• **Task brief**
Search the material for the word "episodes" and report each line where it turns up.

• **Provided records**
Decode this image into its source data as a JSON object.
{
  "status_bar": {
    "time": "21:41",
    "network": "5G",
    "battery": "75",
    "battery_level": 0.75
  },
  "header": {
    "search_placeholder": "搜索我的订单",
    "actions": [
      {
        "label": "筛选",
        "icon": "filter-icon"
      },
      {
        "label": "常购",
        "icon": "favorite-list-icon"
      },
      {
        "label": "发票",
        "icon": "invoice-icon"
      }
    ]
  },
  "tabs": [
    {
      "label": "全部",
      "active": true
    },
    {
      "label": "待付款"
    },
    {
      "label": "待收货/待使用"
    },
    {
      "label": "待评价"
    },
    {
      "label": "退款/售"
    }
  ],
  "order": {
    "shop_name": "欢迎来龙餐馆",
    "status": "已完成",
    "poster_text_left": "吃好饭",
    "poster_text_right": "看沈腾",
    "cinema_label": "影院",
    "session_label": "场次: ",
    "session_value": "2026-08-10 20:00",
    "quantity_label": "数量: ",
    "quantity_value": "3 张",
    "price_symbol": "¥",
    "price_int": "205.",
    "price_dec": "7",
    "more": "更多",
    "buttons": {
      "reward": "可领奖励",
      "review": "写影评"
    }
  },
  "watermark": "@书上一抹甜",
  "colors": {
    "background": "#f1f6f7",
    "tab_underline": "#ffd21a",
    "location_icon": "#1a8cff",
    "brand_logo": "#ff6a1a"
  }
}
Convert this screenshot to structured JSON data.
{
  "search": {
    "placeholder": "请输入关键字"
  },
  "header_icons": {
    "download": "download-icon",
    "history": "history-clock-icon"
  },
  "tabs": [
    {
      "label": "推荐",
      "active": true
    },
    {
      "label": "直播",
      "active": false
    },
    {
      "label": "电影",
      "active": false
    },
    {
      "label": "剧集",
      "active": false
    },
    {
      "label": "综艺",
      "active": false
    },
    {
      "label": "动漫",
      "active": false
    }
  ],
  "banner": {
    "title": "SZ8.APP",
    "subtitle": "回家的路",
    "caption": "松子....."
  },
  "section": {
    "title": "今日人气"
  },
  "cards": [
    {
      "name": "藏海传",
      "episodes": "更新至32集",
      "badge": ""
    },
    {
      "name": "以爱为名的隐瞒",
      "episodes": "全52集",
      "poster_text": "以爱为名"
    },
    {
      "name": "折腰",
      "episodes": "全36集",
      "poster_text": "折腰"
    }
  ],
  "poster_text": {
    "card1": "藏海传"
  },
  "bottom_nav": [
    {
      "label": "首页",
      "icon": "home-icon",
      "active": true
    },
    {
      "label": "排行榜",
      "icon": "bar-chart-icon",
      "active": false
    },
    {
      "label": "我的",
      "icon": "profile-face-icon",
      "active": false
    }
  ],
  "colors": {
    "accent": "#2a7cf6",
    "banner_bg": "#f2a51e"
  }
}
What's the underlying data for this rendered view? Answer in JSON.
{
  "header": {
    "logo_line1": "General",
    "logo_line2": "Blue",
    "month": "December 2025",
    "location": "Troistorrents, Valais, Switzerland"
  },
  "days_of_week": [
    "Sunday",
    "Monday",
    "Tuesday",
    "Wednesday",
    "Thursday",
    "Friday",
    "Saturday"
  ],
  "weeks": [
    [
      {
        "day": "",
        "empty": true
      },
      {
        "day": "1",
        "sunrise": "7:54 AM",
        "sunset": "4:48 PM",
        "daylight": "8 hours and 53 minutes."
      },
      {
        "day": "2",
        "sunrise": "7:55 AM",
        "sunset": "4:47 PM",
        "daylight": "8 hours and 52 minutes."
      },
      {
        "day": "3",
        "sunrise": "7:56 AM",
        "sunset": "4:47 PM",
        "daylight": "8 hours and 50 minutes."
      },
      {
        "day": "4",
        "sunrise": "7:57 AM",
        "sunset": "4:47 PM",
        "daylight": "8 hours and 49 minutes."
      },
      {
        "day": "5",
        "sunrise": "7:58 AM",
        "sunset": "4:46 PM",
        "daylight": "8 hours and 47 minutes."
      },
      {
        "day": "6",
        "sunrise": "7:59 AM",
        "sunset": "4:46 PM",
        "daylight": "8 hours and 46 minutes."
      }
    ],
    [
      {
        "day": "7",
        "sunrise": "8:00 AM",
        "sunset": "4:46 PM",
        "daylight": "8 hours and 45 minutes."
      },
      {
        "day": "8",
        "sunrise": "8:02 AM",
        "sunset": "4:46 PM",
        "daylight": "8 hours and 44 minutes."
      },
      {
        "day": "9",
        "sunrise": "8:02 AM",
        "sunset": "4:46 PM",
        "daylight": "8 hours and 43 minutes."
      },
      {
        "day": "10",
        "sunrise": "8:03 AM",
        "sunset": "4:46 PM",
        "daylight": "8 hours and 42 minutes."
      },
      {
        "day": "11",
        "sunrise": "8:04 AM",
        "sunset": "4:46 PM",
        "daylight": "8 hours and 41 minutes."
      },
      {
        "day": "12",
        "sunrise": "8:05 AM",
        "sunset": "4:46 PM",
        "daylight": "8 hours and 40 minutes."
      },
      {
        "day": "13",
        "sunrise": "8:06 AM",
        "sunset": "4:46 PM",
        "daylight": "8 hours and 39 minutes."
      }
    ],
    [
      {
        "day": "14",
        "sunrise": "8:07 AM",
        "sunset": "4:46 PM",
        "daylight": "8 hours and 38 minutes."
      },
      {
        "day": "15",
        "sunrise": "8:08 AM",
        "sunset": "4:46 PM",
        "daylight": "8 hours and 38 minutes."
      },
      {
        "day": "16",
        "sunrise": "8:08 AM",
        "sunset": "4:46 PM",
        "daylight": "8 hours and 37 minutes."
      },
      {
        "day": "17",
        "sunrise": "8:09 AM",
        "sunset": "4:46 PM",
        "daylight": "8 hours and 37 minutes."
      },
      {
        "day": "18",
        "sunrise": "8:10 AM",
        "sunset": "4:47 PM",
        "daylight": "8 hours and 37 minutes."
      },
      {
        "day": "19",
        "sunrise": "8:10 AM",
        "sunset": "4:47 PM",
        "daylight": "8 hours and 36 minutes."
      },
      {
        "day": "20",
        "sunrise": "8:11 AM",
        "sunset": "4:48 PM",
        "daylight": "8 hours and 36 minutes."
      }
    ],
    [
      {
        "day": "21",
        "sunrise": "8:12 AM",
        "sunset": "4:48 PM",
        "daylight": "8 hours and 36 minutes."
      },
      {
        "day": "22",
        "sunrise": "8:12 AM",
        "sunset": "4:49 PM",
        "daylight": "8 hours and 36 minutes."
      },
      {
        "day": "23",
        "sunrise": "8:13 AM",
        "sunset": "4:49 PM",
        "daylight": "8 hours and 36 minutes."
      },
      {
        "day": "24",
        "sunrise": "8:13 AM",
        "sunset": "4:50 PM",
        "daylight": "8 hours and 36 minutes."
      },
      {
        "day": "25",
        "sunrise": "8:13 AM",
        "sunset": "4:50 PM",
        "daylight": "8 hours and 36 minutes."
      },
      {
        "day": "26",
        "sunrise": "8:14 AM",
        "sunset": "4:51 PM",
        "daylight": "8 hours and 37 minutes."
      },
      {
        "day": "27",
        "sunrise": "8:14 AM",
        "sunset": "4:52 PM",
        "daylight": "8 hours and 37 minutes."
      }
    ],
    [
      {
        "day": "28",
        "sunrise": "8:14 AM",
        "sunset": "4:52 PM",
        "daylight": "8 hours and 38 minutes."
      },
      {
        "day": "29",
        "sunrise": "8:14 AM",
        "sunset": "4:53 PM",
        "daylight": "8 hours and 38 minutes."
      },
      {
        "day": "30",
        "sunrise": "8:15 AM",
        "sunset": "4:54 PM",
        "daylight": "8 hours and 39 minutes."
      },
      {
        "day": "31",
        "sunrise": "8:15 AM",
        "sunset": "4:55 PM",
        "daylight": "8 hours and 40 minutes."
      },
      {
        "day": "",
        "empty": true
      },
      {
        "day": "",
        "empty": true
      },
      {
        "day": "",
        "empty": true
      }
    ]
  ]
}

• **Answer in full**
      "episodes": "更新至32集",
      "episodes": "全52集",
      "episodes": "全36集",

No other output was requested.